• WORK TO DO:
Return all of the lines below exactly as they are.

***

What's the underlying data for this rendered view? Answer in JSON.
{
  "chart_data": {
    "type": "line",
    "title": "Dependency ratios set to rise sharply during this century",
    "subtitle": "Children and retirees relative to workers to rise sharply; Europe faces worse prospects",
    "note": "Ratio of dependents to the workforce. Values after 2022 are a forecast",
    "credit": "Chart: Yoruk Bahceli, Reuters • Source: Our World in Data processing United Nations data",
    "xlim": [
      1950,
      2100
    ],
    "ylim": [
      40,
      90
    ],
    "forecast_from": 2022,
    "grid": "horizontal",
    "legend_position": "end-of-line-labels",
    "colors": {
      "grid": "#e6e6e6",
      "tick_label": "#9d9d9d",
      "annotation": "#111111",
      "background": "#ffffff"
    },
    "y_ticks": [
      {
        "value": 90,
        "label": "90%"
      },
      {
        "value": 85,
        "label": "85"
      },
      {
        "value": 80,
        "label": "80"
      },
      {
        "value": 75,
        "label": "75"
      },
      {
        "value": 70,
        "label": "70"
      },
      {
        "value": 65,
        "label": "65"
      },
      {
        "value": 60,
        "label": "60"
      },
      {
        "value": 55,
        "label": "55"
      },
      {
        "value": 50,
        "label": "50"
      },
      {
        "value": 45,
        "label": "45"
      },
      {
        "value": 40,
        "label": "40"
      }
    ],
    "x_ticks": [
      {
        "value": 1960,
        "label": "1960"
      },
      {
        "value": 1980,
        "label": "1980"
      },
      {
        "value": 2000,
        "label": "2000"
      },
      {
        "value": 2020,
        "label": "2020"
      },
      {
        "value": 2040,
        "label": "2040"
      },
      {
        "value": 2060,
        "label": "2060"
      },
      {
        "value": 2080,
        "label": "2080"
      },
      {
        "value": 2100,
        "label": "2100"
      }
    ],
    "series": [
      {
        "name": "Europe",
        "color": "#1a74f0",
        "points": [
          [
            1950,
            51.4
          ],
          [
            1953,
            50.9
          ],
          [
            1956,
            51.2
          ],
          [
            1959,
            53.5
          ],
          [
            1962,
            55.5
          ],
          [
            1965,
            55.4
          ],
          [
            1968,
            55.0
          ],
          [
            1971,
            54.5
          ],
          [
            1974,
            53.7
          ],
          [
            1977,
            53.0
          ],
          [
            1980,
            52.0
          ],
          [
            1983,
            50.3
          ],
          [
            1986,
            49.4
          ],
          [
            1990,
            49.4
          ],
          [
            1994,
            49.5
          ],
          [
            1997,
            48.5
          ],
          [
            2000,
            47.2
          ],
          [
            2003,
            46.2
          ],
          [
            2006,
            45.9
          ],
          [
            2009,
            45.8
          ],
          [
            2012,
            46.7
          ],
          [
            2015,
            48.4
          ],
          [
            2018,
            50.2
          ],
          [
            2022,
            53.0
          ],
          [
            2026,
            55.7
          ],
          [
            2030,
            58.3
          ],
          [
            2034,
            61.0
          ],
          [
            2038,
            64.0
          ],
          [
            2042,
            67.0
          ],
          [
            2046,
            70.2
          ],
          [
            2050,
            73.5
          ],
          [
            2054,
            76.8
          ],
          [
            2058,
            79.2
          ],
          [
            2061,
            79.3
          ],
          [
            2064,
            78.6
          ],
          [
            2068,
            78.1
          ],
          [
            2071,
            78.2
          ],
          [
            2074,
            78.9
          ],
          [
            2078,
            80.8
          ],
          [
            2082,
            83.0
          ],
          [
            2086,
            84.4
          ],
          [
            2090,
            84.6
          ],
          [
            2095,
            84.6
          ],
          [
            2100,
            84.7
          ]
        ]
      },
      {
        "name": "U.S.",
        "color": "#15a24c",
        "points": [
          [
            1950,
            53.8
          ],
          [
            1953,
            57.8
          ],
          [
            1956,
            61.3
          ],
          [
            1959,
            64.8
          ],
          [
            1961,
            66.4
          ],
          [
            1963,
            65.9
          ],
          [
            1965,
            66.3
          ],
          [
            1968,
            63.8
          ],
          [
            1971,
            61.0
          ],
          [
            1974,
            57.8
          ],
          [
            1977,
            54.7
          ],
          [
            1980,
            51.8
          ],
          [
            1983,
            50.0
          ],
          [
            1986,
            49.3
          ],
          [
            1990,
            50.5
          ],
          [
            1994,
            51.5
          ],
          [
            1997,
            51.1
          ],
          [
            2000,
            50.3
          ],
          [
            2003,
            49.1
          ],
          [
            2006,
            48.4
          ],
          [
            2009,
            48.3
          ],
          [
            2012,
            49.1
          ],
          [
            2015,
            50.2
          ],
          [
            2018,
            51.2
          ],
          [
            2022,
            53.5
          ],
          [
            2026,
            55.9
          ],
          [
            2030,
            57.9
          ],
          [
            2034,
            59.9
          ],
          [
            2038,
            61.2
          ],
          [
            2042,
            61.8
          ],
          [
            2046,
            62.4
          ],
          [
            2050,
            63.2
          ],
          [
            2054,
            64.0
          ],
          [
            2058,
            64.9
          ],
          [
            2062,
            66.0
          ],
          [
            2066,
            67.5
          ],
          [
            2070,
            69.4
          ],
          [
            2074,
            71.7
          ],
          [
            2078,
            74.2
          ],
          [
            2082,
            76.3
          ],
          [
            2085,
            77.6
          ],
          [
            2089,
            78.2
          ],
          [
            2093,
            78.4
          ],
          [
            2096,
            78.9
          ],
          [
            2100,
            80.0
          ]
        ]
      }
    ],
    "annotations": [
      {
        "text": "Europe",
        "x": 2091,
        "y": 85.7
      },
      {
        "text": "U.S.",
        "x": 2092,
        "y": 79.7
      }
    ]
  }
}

***

• ANSWER TO THIS EXERCISE:
What's the underlying data for this rendered view? Answer in JSON.
{
  "chart_data": {
    "type": "line",
    "title": "Dependency ratios set to rise sharply during this century",
    "subtitle": "Children and retirees relative to workers to rise sharply; Europe faces worse prospects",
    "note": "Ratio of dependents to the workforce. Values after 2022 are a forecast",
    "credit": "Chart: Yoruk Bahceli, Reuters • Source: Our World in Data processing United Nations data",
    "xlim": [
      1950,
      2100
    ],
    "ylim": [
      40,
      90
    ],
    "forecast_from": 2022,
    "grid": "horizontal",
    "legend_position": "end-of-line-labels",
    "colors": {
      "grid": "#e6e6e6",
      "tick_label": "#9d9d9d",
      "annotation": "#111111",
      "background": "#ffffff"
    },
    "y_ticks": [
      {
        "value": 90,
        "label": "90%"
      },
      {
        "value": 85,
        "label": "85"
      },
      {
        "value": 80,
        "label": "80"
      },
      {
        "value": 75,
        "label": "75"
      },
      {
        "value": 70,
        "label": "70"
      },
      {
        "value": 65,
        "label": "65"
      },
      {
        "value": 60,
        "label": "60"
      },
      {
        "value": 55,
        "label": "55"
      },
      {
        "value": 50,
        "label": "50"
      },
      {
        "value": 45,
        "label": "45"
      },
      {
        "value": 40,
        "label": "40"
      }
    ],
    "x_ticks": [
      {
        "value": 1960,
        "label": "1960"
      },
      {
        "value": 1980,
        "label": "1980"
      },
      {
        "value": 2000,
        "label": "2000"
      },
      {
        "value": 2020,
        "label": "2020"
      },
      {
        "value": 2040,
        "label": "2040"
      },
      {
        "value": 2060,
        "label": "2060"
      },
      {
        "value": 2080,
        "label": "2080"
      },
      {
        "value": 2100,
        "label": "2100"
      }
    ],
    "series": [
      {
        "name": "Europe",
        "color": "#1a74f0",
        "points": [
          [
            1950,
            51.4
          ],
          [
            1953,
            50.9
          ],
          [
            1956,
            51.2
          ],
          [
            1959,
            53.5
          ],
          [
            1962,
            55.5
          ],
          [
            1965,
            55.4
          ],
          [
            1968,
            55.0
          ],
          [
            1971,
            54.5
          ],
          [
            1974,
            53.7
          ],
          [
            1977,
            53.0
          ],
          [
            1980,
            52.0
          ],
          [
            1983,
            50.3
          ],
          [
            1986,
            49.4
          ],
          [
            1990,
            49.4
          ],
          [
            1994,
            49.5
          ],
          [
            1997,
            48.5
          ],
          [
            2000,
            47.2
          ],
          [
            2003,
            46.2
          ],
          [
            2006,
            45.9
          ],
          [
            2009,
            45.8
          ],
          [
            2012,
            46.7
          ],
          [
            2015,
            48.4
          ],
          [
            2018,
            50.2
          ],
          [
            2022,
            53.0
          ],
          [
            2026,
            55.7
          ],
          [
            2030,
            58.3
          ],
          [
            2034,
            61.0
          ],
          [
            2038,
            64.0
          ],
          [
            2042,
            67.0
          ],
          [
            2046,
            70.2
          ],
          [
            2050,
            73.5
          ],
          [
            2054,
            76.8
          ],
          [
            2058,
            79.2
          ],
          [
            2061,
            79.3
          ],
          [
            2064,
            78.6
          ],
          [
            2068,
            78.1
          ],
          [
            2071,
            78.2
          ],
          [
            2074,
            78.9
          ],
          [
            2078,
            80.8
          ],
          [
            2082,
            83.0
          ],
          [
            2086,
            84.4
          ],
          [
            2090,
            84.6
          ],
          [
            2095,
            84.6
          ],
          [
            2100,
            84.7
          ]
        ]
      },
      {
        "name": "U.S.",
        "color": "#15a24c",
        "points": [
          [
            1950,
            53.8
          ],
          [
            1953,
            57.8
          ],
          [
            1956,
            61.3
          ],
          [
            1959,
            64.8
          ],
          [
            1961,
            66.4
          ],
          [
            1963,
            65.9
          ],
          [
            1965,
            66.3
          ],
          [
            1968,
            63.8
          ],
          [
            1971,
            61.0
          ],
          [
            1974,
            57.8
          ],
          [
            1977,
            54.7
          ],
          [
            1980,
            51.8
          ],
          [
            1983,
            50.0
          ],
          [
            1986,
            49.3
          ],
          [
            1990,
            50.5
          ],
          [
            1994,
            51.5
          ],
          [
            1997,
            51.1
          ],
          [
            2000,
            50.3
          ],
          [
            2003,
            49.1
          ],
          [
            2006,
            48.4
          ],
          [
            2009,
            48.3
          ],
          [
            2012,
            49.1
          ],
          [
            2015,
            50.2
          ],
          [
            2018,
            51.2
          ],
          [
            2022,
            53.5
          ],
          [
            2026,
            55.9
          ],
          [
            2030,
            57.9
          ],
          [
            2034,
            59.9
          ],
          [
            2038,
            61.2
          ],
          [
            2042,
            61.8
          ],
          [
            2046,
            62.4
          ],
          [
            2050,
            63.2
          ],
          [
            2054,
            64.0
          ],
          [
            2058,
            64.9
          ],
          [
            2062,
            66.0
          ],
          [
            2066,
            67.5
          ],
          [
            2070,
            69.4
          ],
          [
            2074,
            71.7
          ],
          [
            2078,
            74.2
          ],
          [
            2082,
            76.3
          ],
          [
            2085,
            77.6
          ],
          [
            2089,
            78.2
          ],
          [
            2093,
            78.4
          ],
          [
            2096,
            78.9
          ],
          [
            2100,
            80.0
          ]
        ]
      }
    ],
    "annotations": [
      {
        "text": "Europe",
        "x": 2091,
        "y": 85.7
      },
      {
        "text": "U.S.",
        "x": 2092,
        "y": 79.7
      }
    ]
  }
}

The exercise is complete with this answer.